Given problem: Extract every line that includes the string "dashed".
-- begin --
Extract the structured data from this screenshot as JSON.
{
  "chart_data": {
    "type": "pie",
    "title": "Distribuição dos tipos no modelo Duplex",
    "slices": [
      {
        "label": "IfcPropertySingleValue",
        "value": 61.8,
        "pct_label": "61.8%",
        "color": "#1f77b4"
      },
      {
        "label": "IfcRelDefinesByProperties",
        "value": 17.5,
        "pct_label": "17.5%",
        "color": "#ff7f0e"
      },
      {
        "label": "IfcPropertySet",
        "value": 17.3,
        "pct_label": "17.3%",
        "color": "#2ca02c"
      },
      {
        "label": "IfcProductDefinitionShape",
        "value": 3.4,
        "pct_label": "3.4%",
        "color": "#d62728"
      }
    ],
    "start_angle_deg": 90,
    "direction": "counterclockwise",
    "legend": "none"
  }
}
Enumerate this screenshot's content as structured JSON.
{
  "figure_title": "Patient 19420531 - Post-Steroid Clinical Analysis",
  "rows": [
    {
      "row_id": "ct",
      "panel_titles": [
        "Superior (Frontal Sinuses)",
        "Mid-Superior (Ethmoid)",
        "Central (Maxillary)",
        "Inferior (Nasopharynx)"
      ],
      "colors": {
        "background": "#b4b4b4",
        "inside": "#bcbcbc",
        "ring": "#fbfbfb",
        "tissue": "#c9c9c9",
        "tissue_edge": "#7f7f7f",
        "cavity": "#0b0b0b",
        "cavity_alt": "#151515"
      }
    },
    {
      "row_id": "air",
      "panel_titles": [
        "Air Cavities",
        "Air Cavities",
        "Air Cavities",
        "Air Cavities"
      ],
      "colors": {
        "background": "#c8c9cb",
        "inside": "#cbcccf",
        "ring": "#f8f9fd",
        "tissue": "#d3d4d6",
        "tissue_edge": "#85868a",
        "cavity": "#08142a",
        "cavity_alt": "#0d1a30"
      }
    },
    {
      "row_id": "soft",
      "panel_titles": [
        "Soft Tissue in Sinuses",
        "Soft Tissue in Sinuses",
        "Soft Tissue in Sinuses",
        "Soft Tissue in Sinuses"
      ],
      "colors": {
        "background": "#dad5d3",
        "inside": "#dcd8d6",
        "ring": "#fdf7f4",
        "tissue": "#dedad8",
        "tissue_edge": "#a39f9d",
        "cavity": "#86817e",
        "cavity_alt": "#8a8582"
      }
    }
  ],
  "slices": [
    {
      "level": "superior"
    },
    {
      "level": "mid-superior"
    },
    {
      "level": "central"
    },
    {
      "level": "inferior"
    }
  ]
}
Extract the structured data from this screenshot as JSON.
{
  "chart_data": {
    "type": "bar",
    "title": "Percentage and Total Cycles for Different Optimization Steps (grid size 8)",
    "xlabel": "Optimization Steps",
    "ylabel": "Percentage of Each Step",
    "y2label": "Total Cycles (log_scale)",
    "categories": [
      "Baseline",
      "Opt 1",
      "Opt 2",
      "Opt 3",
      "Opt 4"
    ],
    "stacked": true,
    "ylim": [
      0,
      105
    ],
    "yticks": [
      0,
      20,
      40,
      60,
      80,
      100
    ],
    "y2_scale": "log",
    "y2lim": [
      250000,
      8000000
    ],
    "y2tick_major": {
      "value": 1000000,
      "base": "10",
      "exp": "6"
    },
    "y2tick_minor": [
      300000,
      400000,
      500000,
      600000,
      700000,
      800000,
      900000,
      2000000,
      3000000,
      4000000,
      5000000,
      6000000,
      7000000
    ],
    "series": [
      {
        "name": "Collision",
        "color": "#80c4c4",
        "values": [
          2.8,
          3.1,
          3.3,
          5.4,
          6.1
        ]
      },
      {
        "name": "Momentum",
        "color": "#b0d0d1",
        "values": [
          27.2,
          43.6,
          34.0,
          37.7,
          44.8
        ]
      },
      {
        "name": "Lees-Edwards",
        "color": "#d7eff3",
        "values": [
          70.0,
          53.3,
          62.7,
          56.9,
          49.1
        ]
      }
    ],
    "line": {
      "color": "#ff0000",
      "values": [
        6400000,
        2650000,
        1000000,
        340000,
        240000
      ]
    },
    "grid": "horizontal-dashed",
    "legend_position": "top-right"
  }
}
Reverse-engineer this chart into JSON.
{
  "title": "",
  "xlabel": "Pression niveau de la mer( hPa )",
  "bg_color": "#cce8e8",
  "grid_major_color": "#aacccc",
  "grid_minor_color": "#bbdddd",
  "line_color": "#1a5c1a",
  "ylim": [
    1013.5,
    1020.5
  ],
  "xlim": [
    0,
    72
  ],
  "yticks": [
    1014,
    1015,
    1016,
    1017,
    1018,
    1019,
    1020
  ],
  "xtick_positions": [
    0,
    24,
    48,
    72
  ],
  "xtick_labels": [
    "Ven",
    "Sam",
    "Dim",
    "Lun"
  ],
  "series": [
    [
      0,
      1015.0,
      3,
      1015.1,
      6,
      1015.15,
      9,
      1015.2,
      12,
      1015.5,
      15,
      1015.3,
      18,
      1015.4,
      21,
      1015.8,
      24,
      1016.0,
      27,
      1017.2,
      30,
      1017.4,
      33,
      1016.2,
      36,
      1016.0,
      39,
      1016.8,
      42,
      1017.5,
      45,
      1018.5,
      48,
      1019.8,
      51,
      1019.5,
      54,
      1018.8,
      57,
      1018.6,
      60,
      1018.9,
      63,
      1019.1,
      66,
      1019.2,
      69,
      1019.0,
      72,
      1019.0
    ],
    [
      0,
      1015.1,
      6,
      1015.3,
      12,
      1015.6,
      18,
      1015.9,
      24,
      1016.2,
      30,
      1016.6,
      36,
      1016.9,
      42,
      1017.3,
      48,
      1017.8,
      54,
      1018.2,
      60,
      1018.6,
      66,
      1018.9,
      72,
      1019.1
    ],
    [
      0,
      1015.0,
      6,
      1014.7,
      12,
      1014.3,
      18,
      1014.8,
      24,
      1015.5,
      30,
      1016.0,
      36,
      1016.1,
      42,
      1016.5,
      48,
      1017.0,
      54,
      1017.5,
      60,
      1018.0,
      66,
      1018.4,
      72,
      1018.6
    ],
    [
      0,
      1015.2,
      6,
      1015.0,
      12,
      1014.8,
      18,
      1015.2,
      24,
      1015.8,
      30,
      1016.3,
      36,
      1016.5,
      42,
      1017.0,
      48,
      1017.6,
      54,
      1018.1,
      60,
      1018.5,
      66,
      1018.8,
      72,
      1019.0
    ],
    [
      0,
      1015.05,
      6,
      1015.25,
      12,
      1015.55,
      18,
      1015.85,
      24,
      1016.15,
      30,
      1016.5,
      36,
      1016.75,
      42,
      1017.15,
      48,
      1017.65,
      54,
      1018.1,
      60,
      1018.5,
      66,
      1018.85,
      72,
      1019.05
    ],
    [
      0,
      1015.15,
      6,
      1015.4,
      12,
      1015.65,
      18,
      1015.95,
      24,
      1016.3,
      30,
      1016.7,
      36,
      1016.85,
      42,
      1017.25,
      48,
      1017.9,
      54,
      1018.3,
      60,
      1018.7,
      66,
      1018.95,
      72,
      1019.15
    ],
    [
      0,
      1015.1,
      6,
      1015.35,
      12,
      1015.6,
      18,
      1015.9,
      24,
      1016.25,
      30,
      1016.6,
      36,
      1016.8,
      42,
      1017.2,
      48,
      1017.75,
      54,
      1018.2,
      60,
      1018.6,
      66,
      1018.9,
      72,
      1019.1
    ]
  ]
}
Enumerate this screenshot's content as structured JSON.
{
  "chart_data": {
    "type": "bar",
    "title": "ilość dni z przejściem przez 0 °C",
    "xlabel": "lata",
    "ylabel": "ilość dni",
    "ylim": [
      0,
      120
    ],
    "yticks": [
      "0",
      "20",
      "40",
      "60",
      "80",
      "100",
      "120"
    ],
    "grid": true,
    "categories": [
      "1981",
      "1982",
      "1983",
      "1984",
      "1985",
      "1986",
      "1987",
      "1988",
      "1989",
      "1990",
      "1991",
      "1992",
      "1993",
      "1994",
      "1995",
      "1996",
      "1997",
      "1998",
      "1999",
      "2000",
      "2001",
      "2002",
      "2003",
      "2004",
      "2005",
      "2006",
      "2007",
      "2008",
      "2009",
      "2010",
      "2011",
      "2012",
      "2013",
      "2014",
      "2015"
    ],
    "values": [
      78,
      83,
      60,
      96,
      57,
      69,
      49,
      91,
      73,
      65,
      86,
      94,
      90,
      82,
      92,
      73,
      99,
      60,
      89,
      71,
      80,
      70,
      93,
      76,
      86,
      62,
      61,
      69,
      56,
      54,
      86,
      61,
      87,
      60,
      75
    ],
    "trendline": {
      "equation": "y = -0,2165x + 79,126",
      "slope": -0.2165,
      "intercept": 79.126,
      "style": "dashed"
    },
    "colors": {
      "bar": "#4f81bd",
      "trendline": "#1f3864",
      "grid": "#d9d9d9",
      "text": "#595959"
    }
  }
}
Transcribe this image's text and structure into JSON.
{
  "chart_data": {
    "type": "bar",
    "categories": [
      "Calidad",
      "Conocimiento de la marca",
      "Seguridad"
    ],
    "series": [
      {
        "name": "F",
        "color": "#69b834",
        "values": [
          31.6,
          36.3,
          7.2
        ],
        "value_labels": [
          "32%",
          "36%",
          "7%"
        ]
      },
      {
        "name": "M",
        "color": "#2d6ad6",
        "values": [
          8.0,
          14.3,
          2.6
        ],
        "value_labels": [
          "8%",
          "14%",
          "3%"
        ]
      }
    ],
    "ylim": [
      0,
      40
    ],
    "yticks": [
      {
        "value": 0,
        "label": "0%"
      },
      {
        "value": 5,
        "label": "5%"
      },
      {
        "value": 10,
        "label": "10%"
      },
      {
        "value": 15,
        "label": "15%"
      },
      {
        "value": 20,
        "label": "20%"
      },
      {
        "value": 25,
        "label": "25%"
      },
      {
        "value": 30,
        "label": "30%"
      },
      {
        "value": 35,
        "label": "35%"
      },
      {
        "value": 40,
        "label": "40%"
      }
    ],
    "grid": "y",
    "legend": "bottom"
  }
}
-- end --
Solution:
    "grid": "horizontal-dashed",
      "style": "dashed"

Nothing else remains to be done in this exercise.